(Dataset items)
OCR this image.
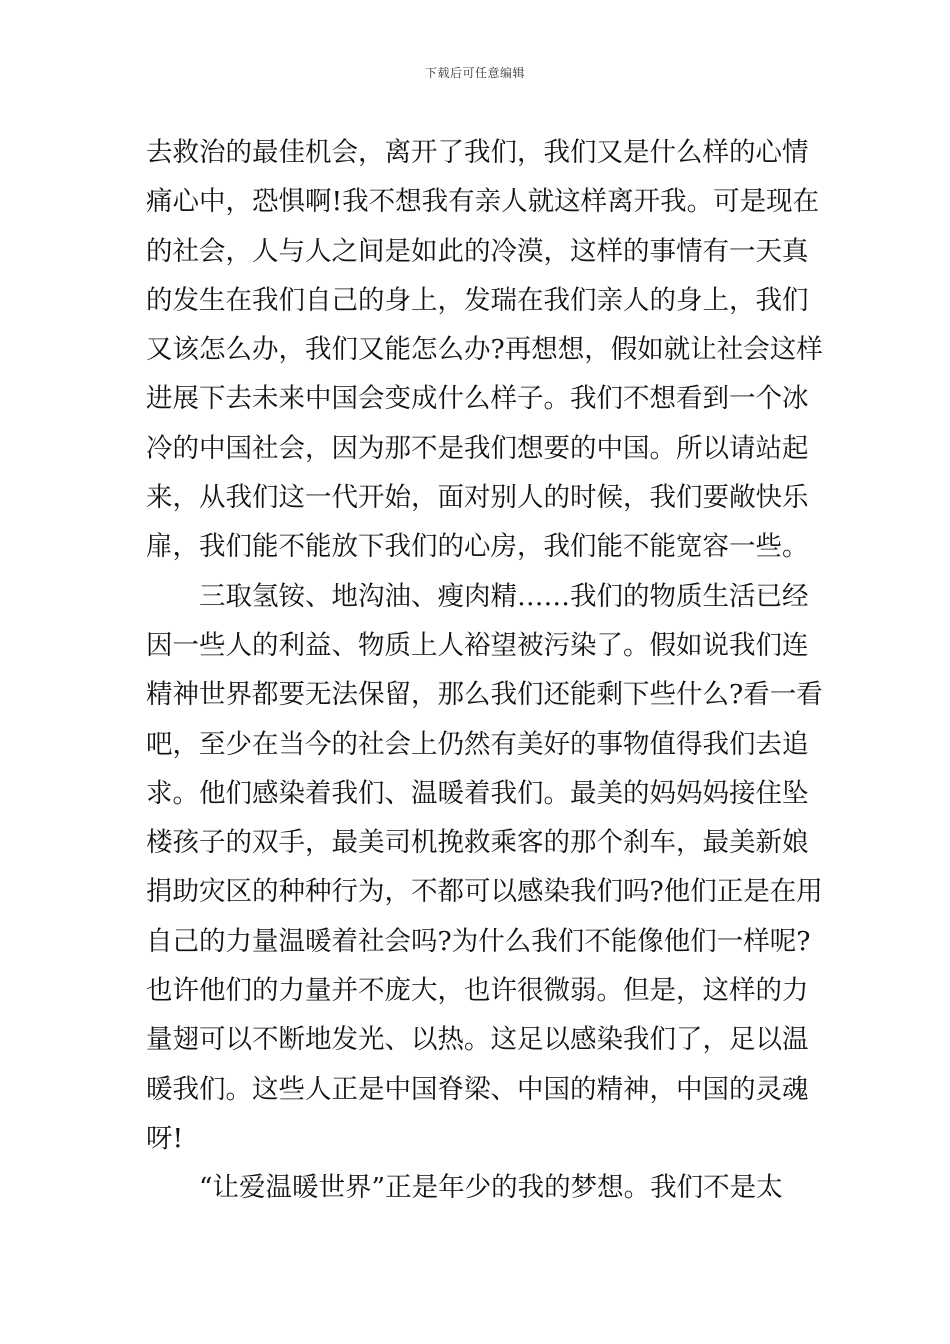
下载后可任意编辑
去救治的最佳机会，离开了我们，我们又是什么样的心情
痛心中，恐惧啊!我不想我有亲人就这样离开我。可是现在
的社会，人与人之间是如此的冷漠，这样的事情有一天真
的发生在我们自己的身上，发瑞在我们亲人的身上，我们
又该怎么办，我们又能怎么办?再想想，假如就让社会这样
进展下去未来中国会变成什么样子。我们不想看到一个冰
冷的中国社会，因为那不是我们想要的中国。所以请站起
来，从我们这一代开始，面对别人的时候，我们要敞快乐
扉，我们能不能放下我们的心房，我们能不能宽容一些。
三取氢铵、地沟油、瘦肉精……我们的物质生活已经
因一些人的利益、物质上人裕望被污染了。假如说我们连
精神世界都要无法保留，那么我们还能剩下些什么?看一看
吧，至少在当今的社会上仍然有美好的事物值得我们去追
求。他们感染着我们、温暖着我们。最美的妈妈妈接住坠
楼孩子的双手，最美司机挽救乘客的那个刹车，最美新娘
捐助灾区的种种行为，不都可以感染我们吗?他们正是在用
自己的力量温暖着社会吗?为什么我们不能像他们一样呢?
也许他们的力量并不庞大，也许很微弱。但是，这样的力
量翅可以不断地发光、以热。这足以感染我们了，足以温
暖我们。这些人正是中国脊梁、中国的精神，中国的灵魂
呀!
“让爱温暖世界”正是年少的我的梦想。我们不是太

- **Given problem**
Without the pictures, retype the whole of the material above exactly.

- **Reply**
OCR this image.
下载后可任意编辑
去救治的最佳机会，离开了我们，我们又是什么样的心情
痛心中，恐惧啊!我不想我有亲人就这样离开我。可是现在
的社会，人与人之间是如此的冷漠，这样的事情有一天真
的发生在我们自己的身上，发瑞在我们亲人的身上，我们
又该怎么办，我们又能怎么办?再想想，假如就让社会这样
进展下去未来中国会变成什么样子。我们不想看到一个冰
冷的中国社会，因为那不是我们想要的中国。所以请站起
来，从我们这一代开始，面对别人的时候，我们要敞快乐
扉，我们能不能放下我们的心房，我们能不能宽容一些。
三取氢铵、地沟油、瘦肉精……我们的物质生活已经
因一些人的利益、物质上人裕望被污染了。假如说我们连
精神世界都要无法保留，那么我们还能剩下些什么?看一看
吧，至少在当今的社会上仍然有美好的事物值得我们去追
求。他们感染着我们、温暖着我们。最美的妈妈妈接住坠
楼孩子的双手，最美司机挽救乘客的那个刹车，最美新娘
捐助灾区的种种行为，不都可以感染我们吗?他们正是在用
自己的力量温暖着社会吗?为什么我们不能像他们一样呢?
也许他们的力量并不庞大，也许很微弱。但是，这样的力
量翅可以不断地发光、以热。这足以感染我们了，足以温
暖我们。这些人正是中国脊梁、中国的精神，中国的灵魂
呀!
“让爱温暖世界”正是年少的我的梦想。我们不是太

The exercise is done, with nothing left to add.